**EXERCISE AIM:** Print the data that follows exactly.
++++++++
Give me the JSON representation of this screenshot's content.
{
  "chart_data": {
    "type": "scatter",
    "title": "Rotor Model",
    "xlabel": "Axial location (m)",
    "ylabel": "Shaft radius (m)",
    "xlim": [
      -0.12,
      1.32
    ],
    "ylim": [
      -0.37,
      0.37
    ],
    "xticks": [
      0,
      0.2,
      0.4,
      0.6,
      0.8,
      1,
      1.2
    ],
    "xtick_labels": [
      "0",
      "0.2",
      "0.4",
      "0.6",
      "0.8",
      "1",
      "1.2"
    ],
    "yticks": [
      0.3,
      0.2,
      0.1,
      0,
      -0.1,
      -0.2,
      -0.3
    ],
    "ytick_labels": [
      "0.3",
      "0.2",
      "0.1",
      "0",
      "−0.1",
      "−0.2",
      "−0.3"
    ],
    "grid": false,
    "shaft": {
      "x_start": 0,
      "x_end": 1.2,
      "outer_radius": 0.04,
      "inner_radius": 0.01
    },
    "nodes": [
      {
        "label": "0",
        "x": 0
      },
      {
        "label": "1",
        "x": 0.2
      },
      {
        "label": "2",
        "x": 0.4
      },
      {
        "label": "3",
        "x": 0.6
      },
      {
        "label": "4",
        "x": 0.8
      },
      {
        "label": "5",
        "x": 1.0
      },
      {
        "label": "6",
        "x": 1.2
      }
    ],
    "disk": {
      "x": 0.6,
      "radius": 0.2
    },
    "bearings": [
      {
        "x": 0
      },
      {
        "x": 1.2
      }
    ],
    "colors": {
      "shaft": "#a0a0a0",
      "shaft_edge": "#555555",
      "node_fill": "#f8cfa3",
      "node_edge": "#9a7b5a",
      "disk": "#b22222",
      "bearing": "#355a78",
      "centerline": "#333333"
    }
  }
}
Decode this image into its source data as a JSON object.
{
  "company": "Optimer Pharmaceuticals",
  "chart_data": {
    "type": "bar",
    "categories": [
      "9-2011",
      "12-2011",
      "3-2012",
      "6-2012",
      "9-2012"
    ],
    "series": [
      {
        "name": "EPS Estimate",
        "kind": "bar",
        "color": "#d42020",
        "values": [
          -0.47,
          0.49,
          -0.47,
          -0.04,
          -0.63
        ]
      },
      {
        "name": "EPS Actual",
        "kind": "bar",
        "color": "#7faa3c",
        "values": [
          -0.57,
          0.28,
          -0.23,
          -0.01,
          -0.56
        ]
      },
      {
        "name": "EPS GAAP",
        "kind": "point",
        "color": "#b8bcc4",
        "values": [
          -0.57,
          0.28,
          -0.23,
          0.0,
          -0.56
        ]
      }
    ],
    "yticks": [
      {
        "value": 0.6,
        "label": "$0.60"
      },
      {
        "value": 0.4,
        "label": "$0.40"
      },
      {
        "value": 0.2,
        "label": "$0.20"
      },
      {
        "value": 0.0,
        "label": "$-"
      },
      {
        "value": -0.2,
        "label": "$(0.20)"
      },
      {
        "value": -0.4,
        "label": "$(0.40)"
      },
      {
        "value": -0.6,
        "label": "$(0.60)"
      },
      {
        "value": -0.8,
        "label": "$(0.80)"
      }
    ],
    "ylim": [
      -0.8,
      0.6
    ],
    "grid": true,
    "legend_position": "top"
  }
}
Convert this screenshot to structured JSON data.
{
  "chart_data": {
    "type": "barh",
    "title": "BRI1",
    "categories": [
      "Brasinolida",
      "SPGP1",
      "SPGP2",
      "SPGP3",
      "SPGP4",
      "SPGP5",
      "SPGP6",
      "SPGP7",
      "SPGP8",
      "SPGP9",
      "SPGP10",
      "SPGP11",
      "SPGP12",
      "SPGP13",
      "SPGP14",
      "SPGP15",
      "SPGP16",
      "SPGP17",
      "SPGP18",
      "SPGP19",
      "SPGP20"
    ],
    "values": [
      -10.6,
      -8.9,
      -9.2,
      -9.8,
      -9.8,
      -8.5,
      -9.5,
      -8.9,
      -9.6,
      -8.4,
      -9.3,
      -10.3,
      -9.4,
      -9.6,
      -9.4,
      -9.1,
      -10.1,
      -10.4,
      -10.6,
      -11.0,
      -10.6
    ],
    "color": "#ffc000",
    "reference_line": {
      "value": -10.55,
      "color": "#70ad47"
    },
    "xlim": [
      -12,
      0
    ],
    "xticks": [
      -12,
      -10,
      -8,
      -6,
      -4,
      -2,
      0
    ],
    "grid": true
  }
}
++++++++
**RESPONSE:**
Give me the JSON representation of this screenshot's content.
{
  "chart_data": {
    "type": "scatter",
    "title": "Rotor Model",
    "xlabel": "Axial location (m)",
    "ylabel": "Shaft radius (m)",
    "xlim": [
      -0.12,
      1.32
    ],
    "ylim": [
      -0.37,
      0.37
    ],
    "xticks": [
      0,
      0.2,
      0.4,
      0.6,
      0.8,
      1,
      1.2
    ],
    "xtick_labels": [
      "0",
      "0.2",
      "0.4",
      "0.6",
      "0.8",
      "1",
      "1.2"
    ],
    "yticks": [
      0.3,
      0.2,
      0.1,
      0,
      -0.1,
      -0.2,
      -0.3
    ],
    "ytick_labels": [
      "0.3",
      "0.2",
      "0.1",
      "0",
      "−0.1",
      "−0.2",
      "−0.3"
    ],
    "grid": false,
    "shaft": {
      "x_start": 0,
      "x_end": 1.2,
      "outer_radius": 0.04,
      "inner_radius": 0.01
    },
    "nodes": [
      {
        "label": "0",
        "x": 0
      },
      {
        "label": "1",
        "x": 0.2
      },
      {
        "label": "2",
        "x": 0.4
      },
      {
        "label": "3",
        "x": 0.6
      },
      {
        "label": "4",
        "x": 0.8
      },
      {
        "label": "5",
        "x": 1.0
      },
      {
        "label": "6",
        "x": 1.2
      }
    ],
    "disk": {
      "x": 0.6,
      "radius": 0.2
    },
    "bearings": [
      {
        "x": 0
      },
      {
        "x": 1.2
      }
    ],
    "colors": {
      "shaft": "#a0a0a0",
      "shaft_edge": "#555555",
      "node_fill": "#f8cfa3",
      "node_edge": "#9a7b5a",
      "disk": "#b22222",
      "bearing": "#355a78",
      "centerline": "#333333"
    }
  }
}
Decode this image into its source data as a JSON object.
{
  "company": "Optimer Pharmaceuticals",
  "chart_data": {
    "type": "bar",
    "categories": [
      "9-2011",
      "12-2011",
      "3-2012",
      "6-2012",
      "9-2012"
    ],
    "series": [
      {
        "name": "EPS Estimate",
        "kind": "bar",
        "color": "#d42020",
        "values": [
          -0.47,
          0.49,
          -0.47,
          -0.04,
          -0.63
        ]
      },
      {
        "name": "EPS Actual",
        "kind": "bar",
        "color": "#7faa3c",
        "values": [
          -0.57,
          0.28,
          -0.23,
          -0.01,
          -0.56
        ]
      },
      {
        "name": "EPS GAAP",
        "kind": "point",
        "color": "#b8bcc4",
        "values": [
          -0.57,
          0.28,
          -0.23,
          0.0,
          -0.56
        ]
      }
    ],
    "yticks": [
      {
        "value": 0.6,
        "label": "$0.60"
      },
      {
        "value": 0.4,
        "label": "$0.40"
      },
      {
        "value": 0.2,
        "label": "$0.20"
      },
      {
        "value": 0.0,
        "label": "$-"
      },
      {
        "value": -0.2,
        "label": "$(0.20)"
      },
      {
        "value": -0.4,
        "label": "$(0.40)"
      },
      {
        "value": -0.6,
        "label": "$(0.60)"
      },
      {
        "value": -0.8,
        "label": "$(0.80)"
      }
    ],
    "ylim": [
      -0.8,
      0.6
    ],
    "grid": true,
    "legend_position": "top"
  }
}
Convert this screenshot to structured JSON data.
{
  "chart_data": {
    "type": "barh",
    "title": "BRI1",
    "categories": [
      "Brasinolida",
      "SPGP1",
      "SPGP2",
      "SPGP3",
      "SPGP4",
      "SPGP5",
      "SPGP6",
      "SPGP7",
      "SPGP8",
      "SPGP9",
      "SPGP10",
      "SPGP11",
      "SPGP12",
      "SPGP13",
      "SPGP14",
      "SPGP15",
      "SPGP16",
      "SPGP17",
      "SPGP18",
      "SPGP19",
      "SPGP20"
    ],
    "values": [
      -10.6,
      -8.9,
      -9.2,
      -9.8,
      -9.8,
      -8.5,
      -9.5,
      -8.9,
      -9.6,
      -8.4,
      -9.3,
      -10.3,
      -9.4,
      -9.6,
      -9.4,
      -9.1,
      -10.1,
      -10.4,
      -10.6,
      -11.0,
      -10.6
    ],
    "color": "#ffc000",
    "reference_line": {
      "value": -10.55,
      "color": "#70ad47"
    },
    "xlim": [
      -12,
      0
    ],
    "xticks": [
      -12,
      -10,
      -8,
      -6,
      -4,
      -2,
      0
    ],
    "grid": true
  }
}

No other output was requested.